_INFORMATION GIVEN_.
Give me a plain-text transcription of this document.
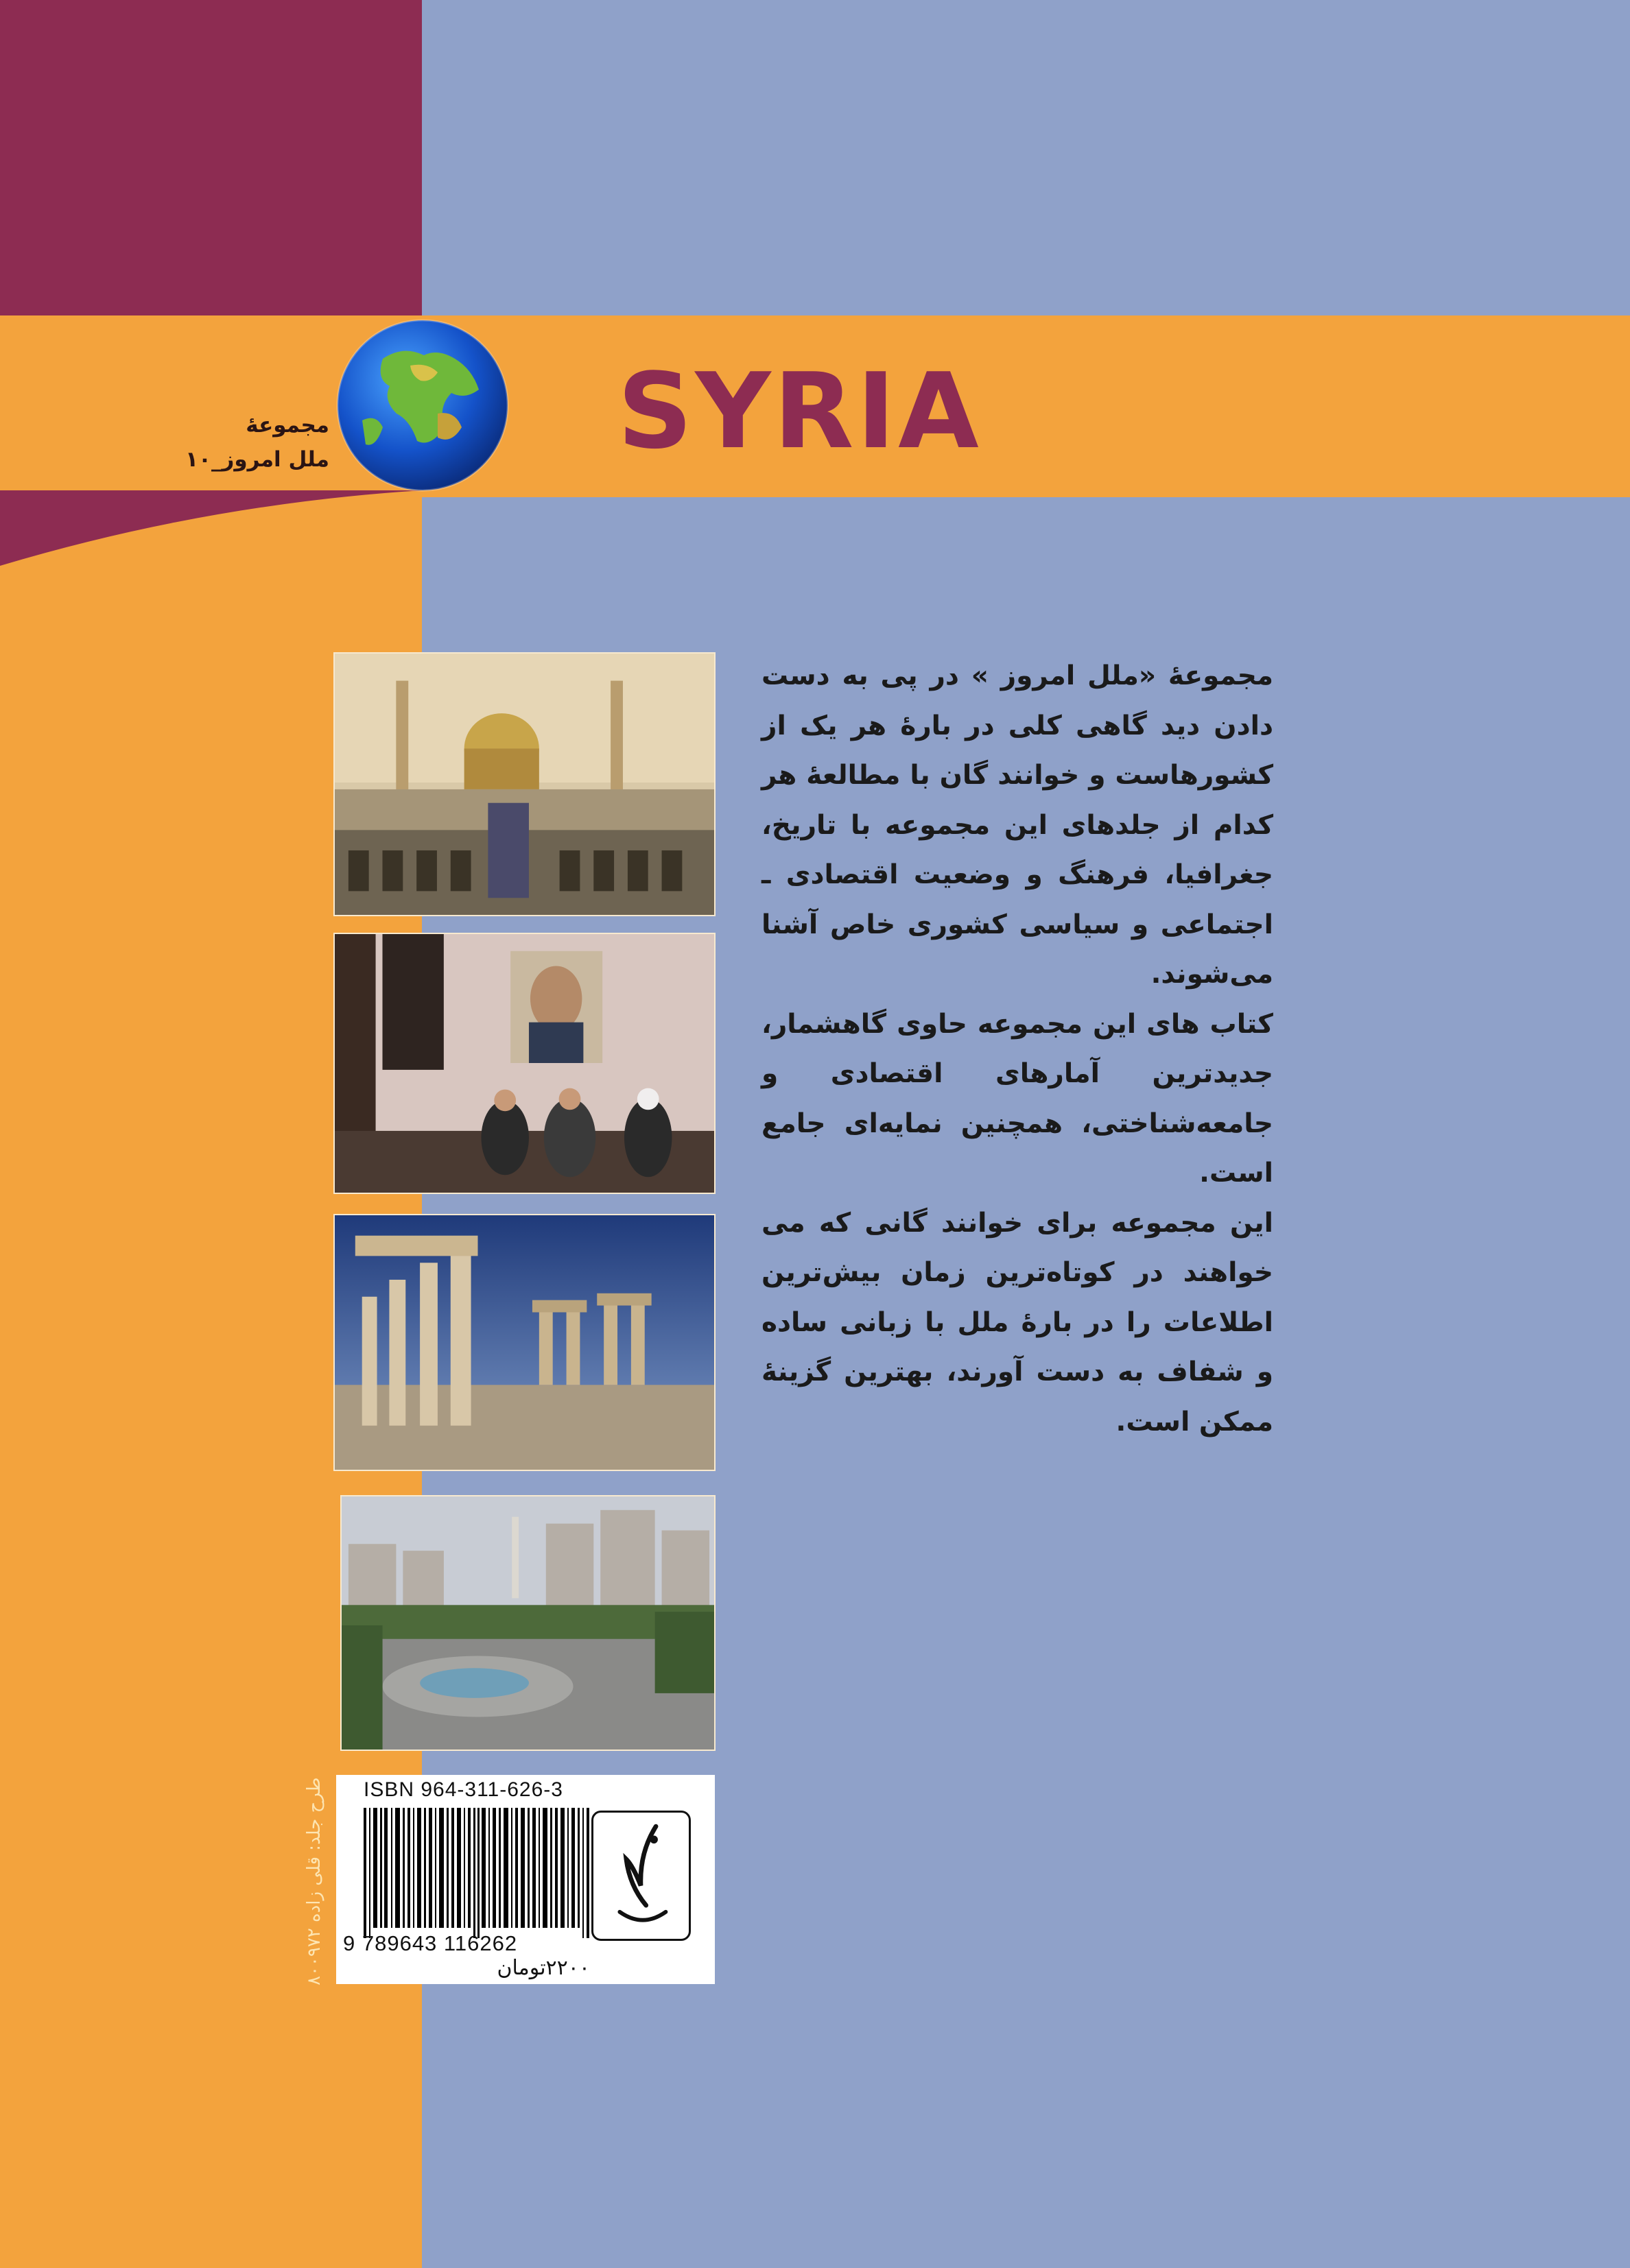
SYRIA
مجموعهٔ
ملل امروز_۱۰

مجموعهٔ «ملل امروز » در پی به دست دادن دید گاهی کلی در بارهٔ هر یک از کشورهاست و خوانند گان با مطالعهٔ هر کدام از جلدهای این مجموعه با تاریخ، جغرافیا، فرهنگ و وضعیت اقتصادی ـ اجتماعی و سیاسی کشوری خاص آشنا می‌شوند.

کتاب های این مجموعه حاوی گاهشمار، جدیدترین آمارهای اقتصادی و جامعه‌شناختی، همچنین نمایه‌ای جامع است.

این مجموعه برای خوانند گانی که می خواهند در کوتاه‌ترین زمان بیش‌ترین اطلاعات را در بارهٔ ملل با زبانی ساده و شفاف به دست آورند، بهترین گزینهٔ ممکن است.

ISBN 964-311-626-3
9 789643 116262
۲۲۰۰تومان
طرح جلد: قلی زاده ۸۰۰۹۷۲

_STATED PROBLEM_. Copy out all lines above that include the string "باره".

_EXERCISE ANSWER_.
مجموعهٔ «ملل امروز » در پی به دست دادن دید گاهی کلی در بارهٔ هر یک از کشورهاست و خوانند گان با مطالعهٔ هر کدام از جلدهای این مجموعه با تاریخ، جغرافیا، فرهنگ و وضعیت اقتصادی ـ اجتماعی و سیاسی کشوری خاص آشنا می‌شوند.
این مجموعه برای خوانند گانی که می خواهند در کوتاه‌ترین زمان بیش‌ترین اطلاعات را در بارهٔ ملل با زبانی ساده و شفاف به دست آورند، بهترین گزینهٔ ممکن است.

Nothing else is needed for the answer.